» Directions
Your task is to retype each line of the data below exactly.

start

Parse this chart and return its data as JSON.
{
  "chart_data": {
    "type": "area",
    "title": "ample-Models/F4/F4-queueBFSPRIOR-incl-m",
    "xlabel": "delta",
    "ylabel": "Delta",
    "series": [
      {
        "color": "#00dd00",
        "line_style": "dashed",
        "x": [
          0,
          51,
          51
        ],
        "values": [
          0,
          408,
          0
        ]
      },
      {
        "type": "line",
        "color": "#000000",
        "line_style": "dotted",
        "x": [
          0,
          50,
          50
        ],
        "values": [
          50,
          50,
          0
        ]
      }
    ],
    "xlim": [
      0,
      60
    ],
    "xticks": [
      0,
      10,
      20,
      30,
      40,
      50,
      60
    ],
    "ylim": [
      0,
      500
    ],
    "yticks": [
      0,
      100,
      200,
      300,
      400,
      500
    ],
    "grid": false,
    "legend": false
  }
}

end

» The response
Parse this chart and return its data as JSON.
{
  "chart_data": {
    "type": "area",
    "title": "ample-Models/F4/F4-queueBFSPRIOR-incl-m",
    "xlabel": "delta",
    "ylabel": "Delta",
    "series": [
      {
        "color": "#00dd00",
        "line_style": "dashed",
        "x": [
          0,
          51,
          51
        ],
        "values": [
          0,
          408,
          0
        ]
      },
      {
        "type": "line",
        "color": "#000000",
        "line_style": "dotted",
        "x": [
          0,
          50,
          50
        ],
        "values": [
          50,
          50,
          0
        ]
      }
    ],
    "xlim": [
      0,
      60
    ],
    "xticks": [
      0,
      10,
      20,
      30,
      40,
      50,
      60
    ],
    "ylim": [
      0,
      500
    ],
    "yticks": [
      0,
      100,
      200,
      300,
      400,
      500
    ],
    "grid": false,
    "legend": false
  }
}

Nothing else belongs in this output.